** START **

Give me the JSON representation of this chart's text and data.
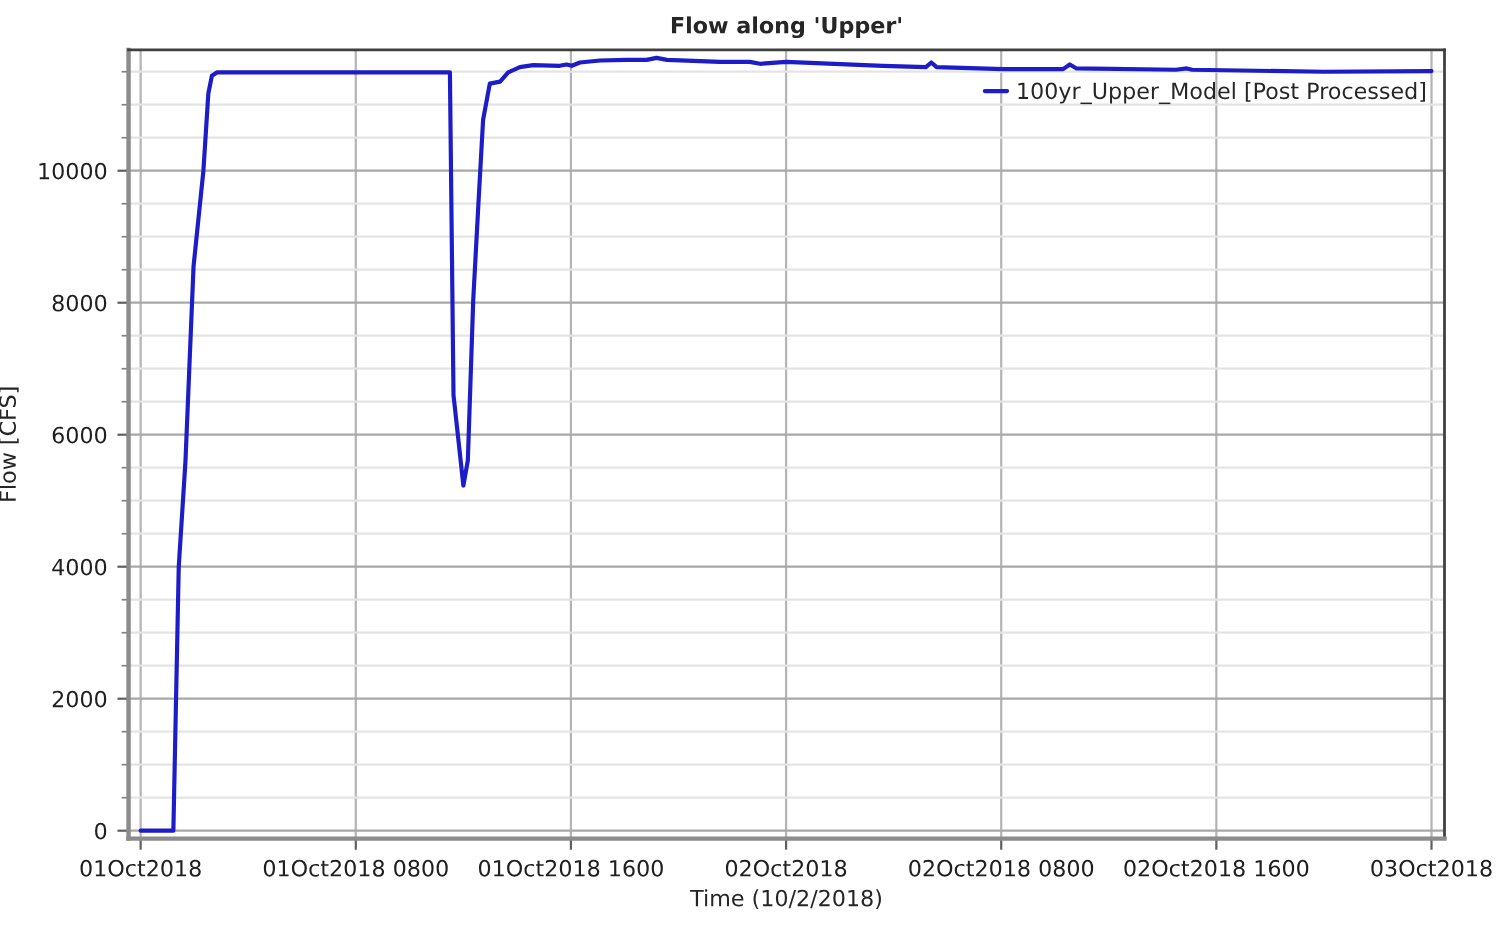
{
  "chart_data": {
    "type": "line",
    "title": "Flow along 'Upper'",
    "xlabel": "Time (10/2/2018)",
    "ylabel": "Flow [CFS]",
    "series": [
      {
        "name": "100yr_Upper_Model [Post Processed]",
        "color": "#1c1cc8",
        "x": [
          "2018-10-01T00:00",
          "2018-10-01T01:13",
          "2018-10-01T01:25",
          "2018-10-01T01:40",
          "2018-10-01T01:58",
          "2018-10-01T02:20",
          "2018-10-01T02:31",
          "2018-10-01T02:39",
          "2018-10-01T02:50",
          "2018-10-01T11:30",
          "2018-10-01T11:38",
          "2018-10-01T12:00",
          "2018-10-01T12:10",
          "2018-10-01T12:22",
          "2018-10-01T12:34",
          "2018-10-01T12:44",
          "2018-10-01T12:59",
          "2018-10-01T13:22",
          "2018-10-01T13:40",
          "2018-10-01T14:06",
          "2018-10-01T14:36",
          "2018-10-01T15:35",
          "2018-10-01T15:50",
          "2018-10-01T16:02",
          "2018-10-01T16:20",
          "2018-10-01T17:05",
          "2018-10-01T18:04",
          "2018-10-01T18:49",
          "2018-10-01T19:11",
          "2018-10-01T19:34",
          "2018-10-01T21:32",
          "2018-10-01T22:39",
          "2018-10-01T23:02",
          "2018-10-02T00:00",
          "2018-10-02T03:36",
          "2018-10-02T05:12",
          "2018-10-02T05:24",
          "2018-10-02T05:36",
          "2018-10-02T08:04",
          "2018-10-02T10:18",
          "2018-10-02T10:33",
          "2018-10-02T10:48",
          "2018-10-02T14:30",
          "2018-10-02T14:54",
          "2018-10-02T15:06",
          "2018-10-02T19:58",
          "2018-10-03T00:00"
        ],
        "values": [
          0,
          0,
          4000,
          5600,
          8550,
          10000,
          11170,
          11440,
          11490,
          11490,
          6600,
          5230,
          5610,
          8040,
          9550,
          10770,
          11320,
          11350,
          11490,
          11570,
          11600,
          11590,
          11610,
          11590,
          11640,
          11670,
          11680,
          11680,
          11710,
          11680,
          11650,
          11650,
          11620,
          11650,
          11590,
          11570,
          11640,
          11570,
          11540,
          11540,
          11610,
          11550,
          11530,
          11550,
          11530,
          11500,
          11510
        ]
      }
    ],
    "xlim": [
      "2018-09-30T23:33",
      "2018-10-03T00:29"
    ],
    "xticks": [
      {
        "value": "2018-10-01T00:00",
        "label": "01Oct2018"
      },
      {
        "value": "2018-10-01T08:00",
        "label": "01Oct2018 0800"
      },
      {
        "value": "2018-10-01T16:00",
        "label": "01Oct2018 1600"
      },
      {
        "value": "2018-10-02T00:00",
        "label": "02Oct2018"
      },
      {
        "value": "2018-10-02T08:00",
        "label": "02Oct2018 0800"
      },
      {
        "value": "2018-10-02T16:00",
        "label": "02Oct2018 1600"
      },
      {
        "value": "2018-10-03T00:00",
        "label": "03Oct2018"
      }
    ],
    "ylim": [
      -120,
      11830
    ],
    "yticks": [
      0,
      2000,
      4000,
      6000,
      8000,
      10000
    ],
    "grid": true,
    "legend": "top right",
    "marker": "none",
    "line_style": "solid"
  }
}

** END **

[PROBLEM STATEMENT] Your copy should hold every record word for word and none of the pictures.

[TASK OUTPUT]
Give me the JSON representation of this chart's text and data.
{
  "chart_data": {
    "type": "line",
    "title": "Flow along 'Upper'",
    "xlabel": "Time (10/2/2018)",
    "ylabel": "Flow [CFS]",
    "series": [
      {
        "name": "100yr_Upper_Model [Post Processed]",
        "color": "#1c1cc8",
        "x": [
          "2018-10-01T00:00",
          "2018-10-01T01:13",
          "2018-10-01T01:25",
          "2018-10-01T01:40",
          "2018-10-01T01:58",
          "2018-10-01T02:20",
          "2018-10-01T02:31",
          "2018-10-01T02:39",
          "2018-10-01T02:50",
          "2018-10-01T11:30",
          "2018-10-01T11:38",
          "2018-10-01T12:00",
          "2018-10-01T12:10",
          "2018-10-01T12:22",
          "2018-10-01T12:34",
          "2018-10-01T12:44",
          "2018-10-01T12:59",
          "2018-10-01T13:22",
          "2018-10-01T13:40",
          "2018-10-01T14:06",
          "2018-10-01T14:36",
          "2018-10-01T15:35",
          "2018-10-01T15:50",
          "2018-10-01T16:02",
          "2018-10-01T16:20",
          "2018-10-01T17:05",
          "2018-10-01T18:04",
          "2018-10-01T18:49",
          "2018-10-01T19:11",
          "2018-10-01T19:34",
          "2018-10-01T21:32",
          "2018-10-01T22:39",
          "2018-10-01T23:02",
          "2018-10-02T00:00",
          "2018-10-02T03:36",
          "2018-10-02T05:12",
          "2018-10-02T05:24",
          "2018-10-02T05:36",
          "2018-10-02T08:04",
          "2018-10-02T10:18",
          "2018-10-02T10:33",
          "2018-10-02T10:48",
          "2018-10-02T14:30",
          "2018-10-02T14:54",
          "2018-10-02T15:06",
          "2018-10-02T19:58",
          "2018-10-03T00:00"
        ],
        "values": [
          0,
          0,
          4000,
          5600,
          8550,
          10000,
          11170,
          11440,
          11490,
          11490,
          6600,
          5230,
          5610,
          8040,
          9550,
          10770,
          11320,
          11350,
          11490,
          11570,
          11600,
          11590,
          11610,
          11590,
          11640,
          11670,
          11680,
          11680,
          11710,
          11680,
          11650,
          11650,
          11620,
          11650,
          11590,
          11570,
          11640,
          11570,
          11540,
          11540,
          11610,
          11550,
          11530,
          11550,
          11530,
          11500,
          11510
        ]
      }
    ],
    "xlim": [
      "2018-09-30T23:33",
      "2018-10-03T00:29"
    ],
    "xticks": [
      {
        "value": "2018-10-01T00:00",
        "label": "01Oct2018"
      },
      {
        "value": "2018-10-01T08:00",
        "label": "01Oct2018 0800"
      },
      {
        "value": "2018-10-01T16:00",
        "label": "01Oct2018 1600"
      },
      {
        "value": "2018-10-02T00:00",
        "label": "02Oct2018"
      },
      {
        "value": "2018-10-02T08:00",
        "label": "02Oct2018 0800"
      },
      {
        "value": "2018-10-02T16:00",
        "label": "02Oct2018 1600"
      },
      {
        "value": "2018-10-03T00:00",
        "label": "03Oct2018"
      }
    ],
    "ylim": [
      -120,
      11830
    ],
    "yticks": [
      0,
      2000,
      4000,
      6000,
      8000,
      10000
    ],
    "grid": true,
    "legend": "top right",
    "marker": "none",
    "line_style": "solid"
  }
}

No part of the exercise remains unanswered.